▶ **Job**
Reproduce every record exactly as it appears, but not the pictures.

===== Records to process =====

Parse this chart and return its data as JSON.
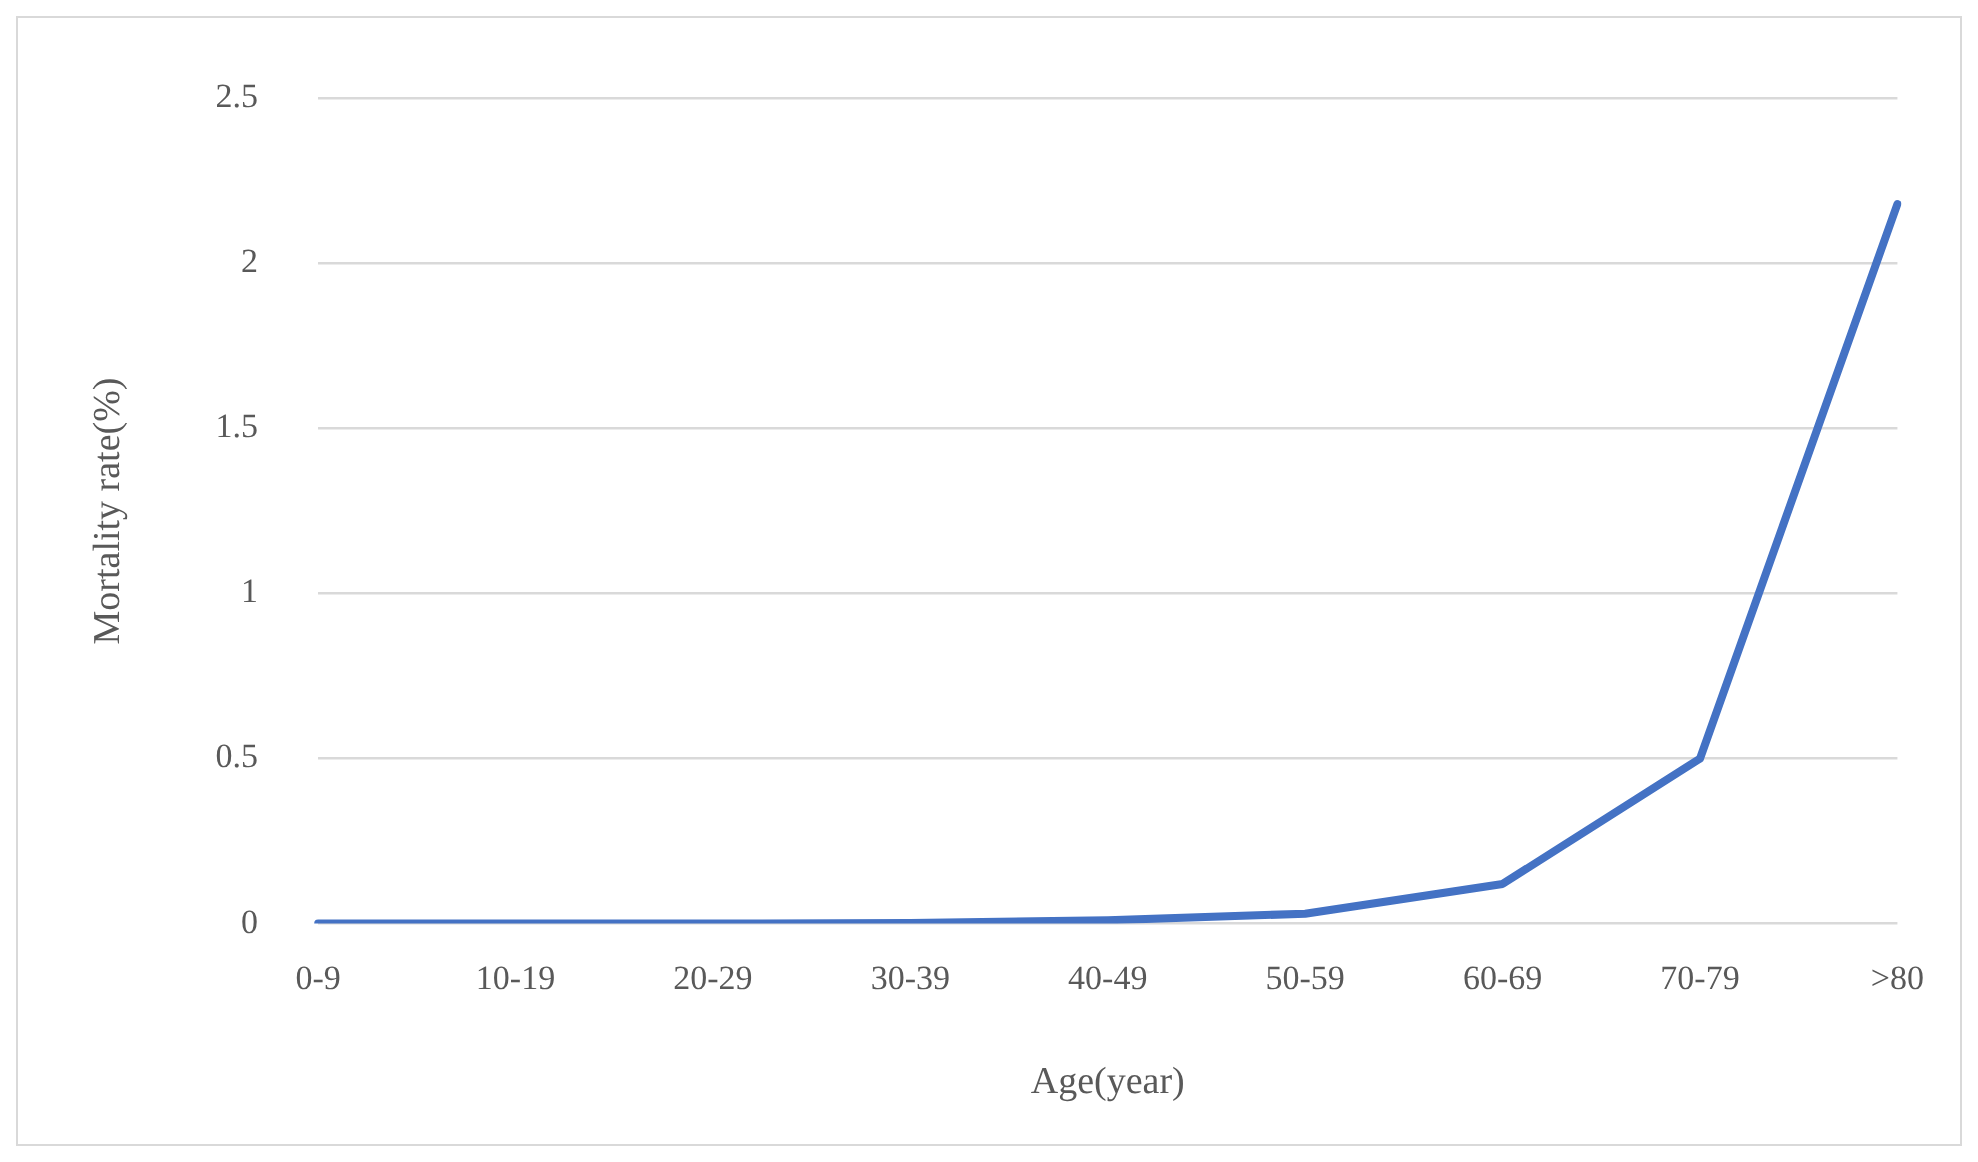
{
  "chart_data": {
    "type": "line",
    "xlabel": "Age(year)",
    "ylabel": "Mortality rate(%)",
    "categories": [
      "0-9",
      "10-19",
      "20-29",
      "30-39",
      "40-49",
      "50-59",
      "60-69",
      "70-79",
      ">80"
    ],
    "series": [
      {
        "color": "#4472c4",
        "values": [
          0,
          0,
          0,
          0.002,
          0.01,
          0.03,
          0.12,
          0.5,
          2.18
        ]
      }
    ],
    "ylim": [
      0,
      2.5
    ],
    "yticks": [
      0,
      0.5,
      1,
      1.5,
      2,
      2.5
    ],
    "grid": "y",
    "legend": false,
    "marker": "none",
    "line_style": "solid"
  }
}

=====

▶ **Solution for this exercise**
Parse this chart and return its data as JSON.
{
  "chart_data": {
    "type": "line",
    "xlabel": "Age(year)",
    "ylabel": "Mortality rate(%)",
    "categories": [
      "0-9",
      "10-19",
      "20-29",
      "30-39",
      "40-49",
      "50-59",
      "60-69",
      "70-79",
      ">80"
    ],
    "series": [
      {
        "color": "#4472c4",
        "values": [
          0,
          0,
          0,
          0.002,
          0.01,
          0.03,
          0.12,
          0.5,
          2.18
        ]
      }
    ],
    "ylim": [
      0,
      2.5
    ],
    "yticks": [
      0,
      0.5,
      1,
      1.5,
      2,
      2.5
    ],
    "grid": "y",
    "legend": false,
    "marker": "none",
    "line_style": "solid"
  }
}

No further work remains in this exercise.